TASK STATEMENT:
Comb the records below for the string "type" and copy each line where it turns up.

MATERIAL SUPPLIED:

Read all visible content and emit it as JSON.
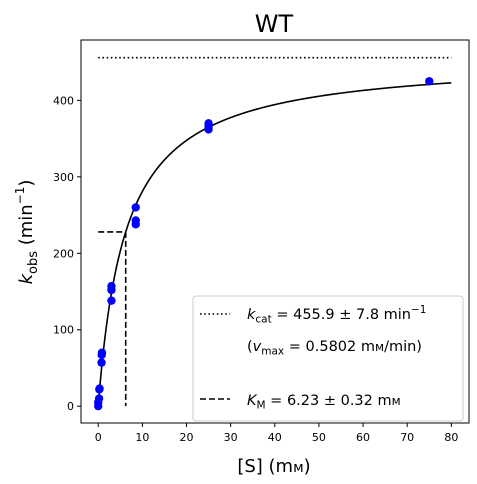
{
  "chart_data": {
    "type": "scatter",
    "title": "WT",
    "xlabel": {
      "main": "[S] (m",
      "unit": "м",
      "close": ")"
    },
    "ylabel": {
      "k": "k",
      "sub": "obs",
      "main": " (min",
      "sup": "−1",
      "close": ")"
    },
    "xlim": [
      -3.9,
      84
    ],
    "ylim": [
      -22,
      479
    ],
    "xticks": [
      0,
      10,
      20,
      30,
      40,
      50,
      60,
      70,
      80
    ],
    "yticks": [
      0,
      100,
      200,
      300,
      400
    ],
    "points": {
      "color": "#0000ff",
      "x": [
        0.0,
        0.0,
        0.2,
        0.25,
        0.3,
        0.75,
        0.8,
        0.85,
        3.0,
        3.0,
        3.0,
        8.5,
        8.5,
        8.5,
        25.0,
        25.0,
        25.0,
        75.0
      ],
      "y": [
        0,
        5,
        10,
        22,
        23,
        57,
        67,
        70,
        138,
        152,
        157,
        238,
        243,
        260,
        362,
        366,
        370,
        425
      ]
    },
    "fit": {
      "vmax": 455.9,
      "km": 6.23,
      "x_from": 0,
      "x_to": 80,
      "color": "#000000"
    },
    "kcat_line": {
      "y": 455.9,
      "x_from": 0,
      "x_to": 80
    },
    "km_line": {
      "x": 6.23,
      "y": 227.95,
      "x_from": 0
    },
    "legend": {
      "position": "lower-right",
      "kcat": {
        "k": "k",
        "sub": "cat",
        "text": " = 455.9 ± 7.8 min",
        "sup": "−1"
      },
      "vmax": {
        "open": "(",
        "v": "v",
        "sub": "max",
        "text": " = 0.5802 m",
        "unit": "м",
        "tail": "/min)"
      },
      "km": {
        "k": "K",
        "sub": "M",
        "text": " = 6.23 ± 0.32 m",
        "unit": "м"
      }
    }
  }
}
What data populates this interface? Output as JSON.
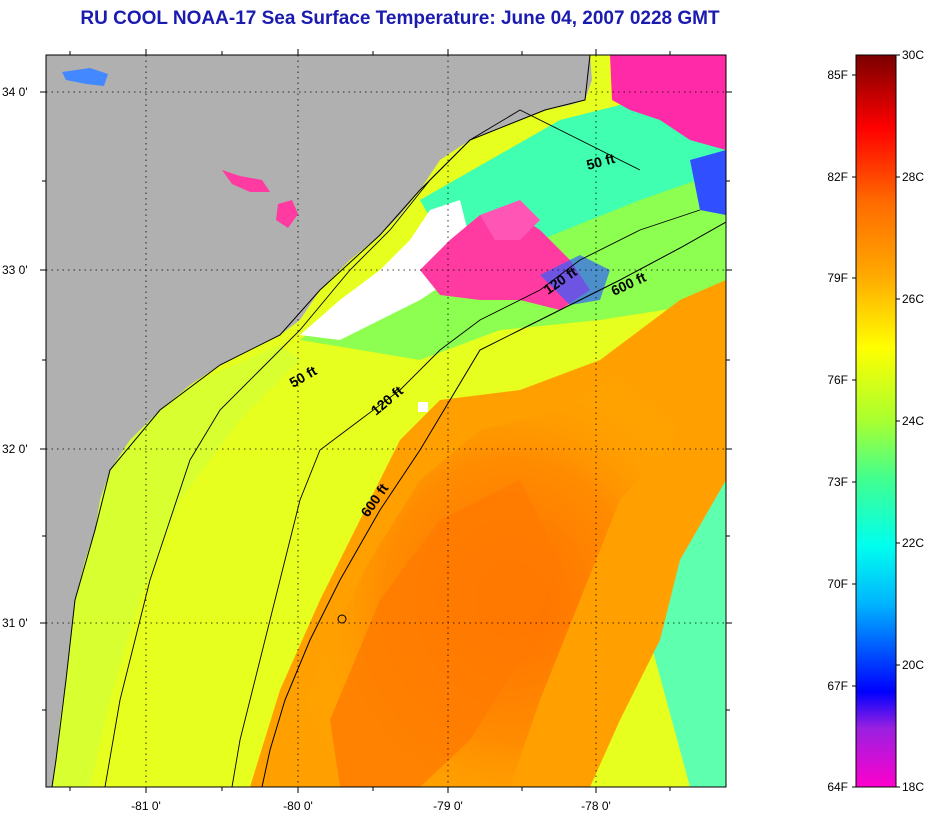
{
  "title": "RU COOL  NOAA-17  Sea Surface Temperature:  June 04, 2007 0228 GMT",
  "map": {
    "lat_labels": [
      "34 0'",
      "33 0'",
      "32 0'",
      "31 0'"
    ],
    "lon_labels": [
      "-81 0'",
      "-80 0'",
      "-79 0'",
      "-78 0'"
    ],
    "depth_labels": [
      "50 ft",
      "50 ft",
      "120 ft",
      "120 ft",
      "600 ft",
      "600 ft"
    ]
  },
  "colorbar": {
    "fahrenheit_labels": [
      "85F",
      "82F",
      "79F",
      "76F",
      "73F",
      "70F",
      "67F",
      "64F"
    ],
    "celsius_labels": [
      "30C",
      "28C",
      "26C",
      "24C",
      "22C",
      "20C",
      "18C"
    ]
  },
  "colors": {
    "land": "#b0b0b0",
    "cloud_mask": "#ffffff",
    "title": "#1b1bb0"
  }
}
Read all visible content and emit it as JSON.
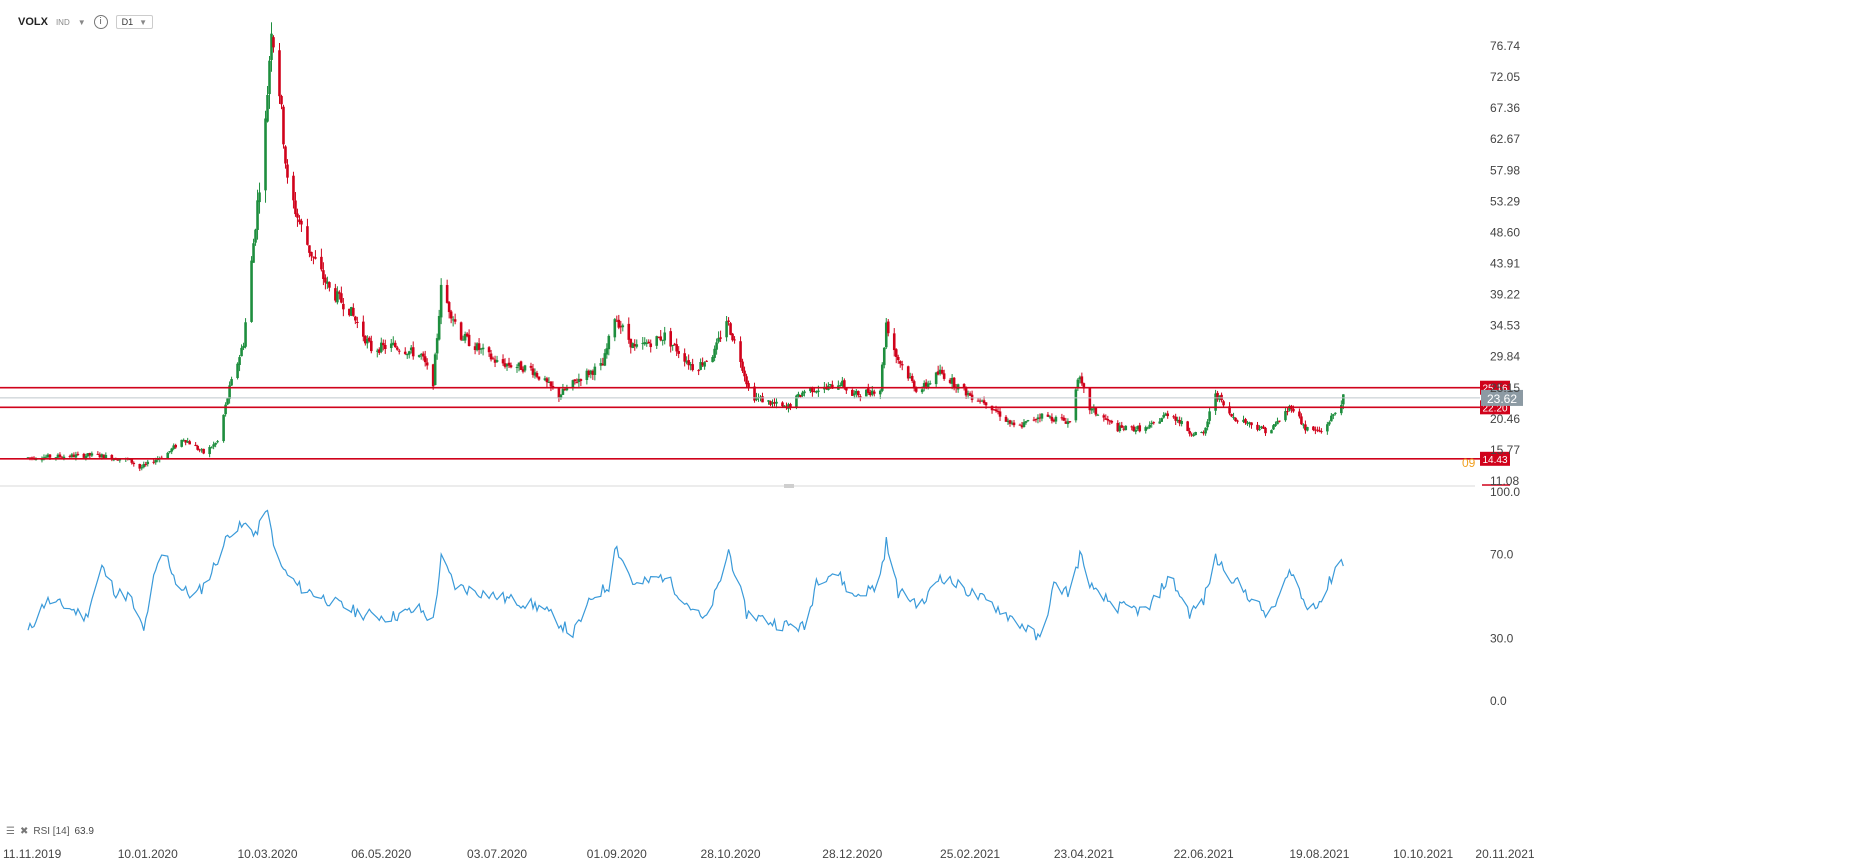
{
  "toolbar": {
    "symbol": "VOLX",
    "type": "IND",
    "timeframe": "D1",
    "info_icon": "info-icon",
    "caret_icon": "chevron-down-icon"
  },
  "colors": {
    "up": "#1e8e3e",
    "down": "#d0021b",
    "level": "#d0021b",
    "rsi": "#3a9ad9",
    "current": "#8c9aa3"
  },
  "chart_data": [
    {
      "type": "candlestick",
      "title": "",
      "price_ticks": [
        "76.74",
        "72.05",
        "67.36",
        "62.67",
        "57.98",
        "53.29",
        "48.60",
        "43.91",
        "39.22",
        "34.53",
        "29.84",
        "25.15",
        "20.46",
        "15.77",
        "11.08"
      ],
      "x_ticks": [
        "11.11.2019",
        "10.01.2020",
        "10.03.2020",
        "06.05.2020",
        "03.07.2020",
        "01.09.2020",
        "28.10.2020",
        "28.12.2020",
        "25.02.2021",
        "23.04.2021",
        "22.06.2021",
        "19.08.2021",
        "10.10.2021",
        "20.11.2021"
      ],
      "ylim": [
        11.08,
        80.5
      ],
      "levels": [
        {
          "label": "25.16",
          "value": 25.16
        },
        {
          "label": "22.20",
          "value": 22.2
        },
        {
          "label": "14.43",
          "value": 14.43
        }
      ],
      "current_price": {
        "label": "23.62",
        "value": 23.62
      },
      "annotation": {
        "label": "09",
        "value": 13.8
      },
      "approx_path": [
        [
          "11.11.2019",
          14.6
        ],
        [
          "15.12.2019",
          15.0
        ],
        [
          "01.01.2020",
          14.2
        ],
        [
          "06.01.2020",
          13.0
        ],
        [
          "20.01.2020",
          15.3
        ],
        [
          "28.01.2020",
          17.5
        ],
        [
          "07.02.2020",
          15.3
        ],
        [
          "14.02.2020",
          17.0
        ],
        [
          "20.02.2020",
          25.0
        ],
        [
          "27.02.2020",
          32.0
        ],
        [
          "03.03.2020",
          47.0
        ],
        [
          "09.03.2020",
          65.0
        ],
        [
          "12.03.2020",
          80.0
        ],
        [
          "16.03.2020",
          70.0
        ],
        [
          "20.03.2020",
          56.0
        ],
        [
          "25.03.2020",
          51.0
        ],
        [
          "31.03.2020",
          46.0
        ],
        [
          "10.04.2020",
          40.0
        ],
        [
          "20.04.2020",
          37.0
        ],
        [
          "01.05.2020",
          31.0
        ],
        [
          "12.05.2020",
          31.5
        ],
        [
          "26.05.2020",
          30.0
        ],
        [
          "01.06.2020",
          26.0
        ],
        [
          "05.06.2020",
          40.0
        ],
        [
          "15.06.2020",
          33.0
        ],
        [
          "03.07.2020",
          29.0
        ],
        [
          "20.07.2020",
          28.0
        ],
        [
          "03.08.2020",
          24.0
        ],
        [
          "15.08.2020",
          27.0
        ],
        [
          "25.08.2020",
          28.5
        ],
        [
          "31.08.2020",
          36.0
        ],
        [
          "10.09.2020",
          31.0
        ],
        [
          "25.09.2020",
          33.0
        ],
        [
          "10.10.2020",
          28.0
        ],
        [
          "20.10.2020",
          30.5
        ],
        [
          "26.10.2020",
          35.5
        ],
        [
          "02.11.2020",
          29.5
        ],
        [
          "07.11.2020",
          24.0
        ],
        [
          "25.11.2020",
          22.0
        ],
        [
          "05.12.2020",
          25.0
        ],
        [
          "15.12.2020",
          25.0
        ],
        [
          "22.12.2020",
          26.0
        ],
        [
          "28.12.2020",
          24.0
        ],
        [
          "11.01.2021",
          25.0
        ],
        [
          "14.01.2021",
          35.0
        ],
        [
          "19.01.2021",
          30.0
        ],
        [
          "30.01.2021",
          24.5
        ],
        [
          "10.02.2021",
          27.5
        ],
        [
          "25.02.2021",
          24.0
        ],
        [
          "05.03.2021",
          23.0
        ],
        [
          "20.03.2021",
          19.0
        ],
        [
          "01.04.2021",
          21.0
        ],
        [
          "16.04.2021",
          20.0
        ],
        [
          "20.04.2021",
          27.0
        ],
        [
          "26.04.2021",
          22.0
        ],
        [
          "10.05.2021",
          19.0
        ],
        [
          "25.05.2021",
          19.0
        ],
        [
          "05.06.2021",
          21.5
        ],
        [
          "15.06.2021",
          18.5
        ],
        [
          "22.06.2021",
          18.0
        ],
        [
          "28.06.2021",
          24.5
        ],
        [
          "05.07.2021",
          21.0
        ],
        [
          "25.07.2021",
          18.5
        ],
        [
          "05.08.2021",
          22.5
        ],
        [
          "12.08.2021",
          19.0
        ],
        [
          "20.08.2021",
          18.5
        ],
        [
          "27.08.2021",
          21.5
        ],
        [
          "31.08.2021",
          23.6
        ]
      ]
    },
    {
      "type": "line",
      "title": "RSI [14]",
      "series": [
        {
          "name": "RSI",
          "last": "63.9"
        }
      ],
      "y_ticks": [
        "100.0",
        "70.0",
        "30.0",
        "0.0"
      ],
      "ylim": [
        0,
        100
      ],
      "approx_path": [
        [
          "11.11.2019",
          33
        ],
        [
          "20.11.2019",
          48
        ],
        [
          "01.12.2019",
          45
        ],
        [
          "10.12.2019",
          40
        ],
        [
          "18.12.2019",
          64
        ],
        [
          "25.12.2019",
          52
        ],
        [
          "01.01.2020",
          50
        ],
        [
          "08.01.2020",
          33
        ],
        [
          "12.01.2020",
          55
        ],
        [
          "18.01.2020",
          73
        ],
        [
          "25.01.2020",
          55
        ],
        [
          "02.02.2020",
          50
        ],
        [
          "08.02.2020",
          56
        ],
        [
          "14.02.2020",
          68
        ],
        [
          "20.02.2020",
          81
        ],
        [
          "28.02.2020",
          84
        ],
        [
          "05.03.2020",
          80
        ],
        [
          "09.03.2020",
          93
        ],
        [
          "16.03.2020",
          65
        ],
        [
          "25.03.2020",
          55
        ],
        [
          "10.04.2020",
          48
        ],
        [
          "25.04.2020",
          42
        ],
        [
          "10.05.2020",
          40
        ],
        [
          "25.05.2020",
          44
        ],
        [
          "01.06.2020",
          38
        ],
        [
          "05.06.2020",
          68
        ],
        [
          "12.06.2020",
          55
        ],
        [
          "03.07.2020",
          50
        ],
        [
          "25.07.2020",
          45
        ],
        [
          "10.08.2020",
          32
        ],
        [
          "20.08.2020",
          50
        ],
        [
          "28.08.2020",
          55
        ],
        [
          "31.08.2020",
          75
        ],
        [
          "10.09.2020",
          55
        ],
        [
          "25.09.2020",
          60
        ],
        [
          "05.10.2020",
          48
        ],
        [
          "15.10.2020",
          38
        ],
        [
          "22.10.2020",
          55
        ],
        [
          "27.10.2020",
          72
        ],
        [
          "05.11.2020",
          42
        ],
        [
          "20.11.2020",
          37
        ],
        [
          "05.12.2020",
          35
        ],
        [
          "10.12.2020",
          58
        ],
        [
          "20.12.2020",
          62
        ],
        [
          "28.12.2020",
          50
        ],
        [
          "10.01.2021",
          55
        ],
        [
          "14.01.2021",
          76
        ],
        [
          "20.01.2021",
          52
        ],
        [
          "01.02.2021",
          46
        ],
        [
          "10.02.2021",
          60
        ],
        [
          "25.02.2021",
          52
        ],
        [
          "10.03.2021",
          45
        ],
        [
          "25.03.2021",
          35
        ],
        [
          "01.04.2021",
          29
        ],
        [
          "08.04.2021",
          55
        ],
        [
          "16.04.2021",
          52
        ],
        [
          "21.04.2021",
          70
        ],
        [
          "28.04.2021",
          52
        ],
        [
          "10.05.2021",
          45
        ],
        [
          "25.05.2021",
          43
        ],
        [
          "05.06.2021",
          60
        ],
        [
          "15.06.2021",
          42
        ],
        [
          "22.06.2021",
          48
        ],
        [
          "28.06.2021",
          68
        ],
        [
          "10.07.2021",
          55
        ],
        [
          "25.07.2021",
          40
        ],
        [
          "05.08.2021",
          63
        ],
        [
          "12.08.2021",
          45
        ],
        [
          "20.08.2021",
          48
        ],
        [
          "26.08.2021",
          61
        ],
        [
          "29.08.2021",
          71
        ],
        [
          "31.08.2021",
          63.9
        ]
      ]
    }
  ]
}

FULL OUTPUT:
    "type": "scatter",
    "type": "IND",
      "type": "candlestick",
      "type": "line",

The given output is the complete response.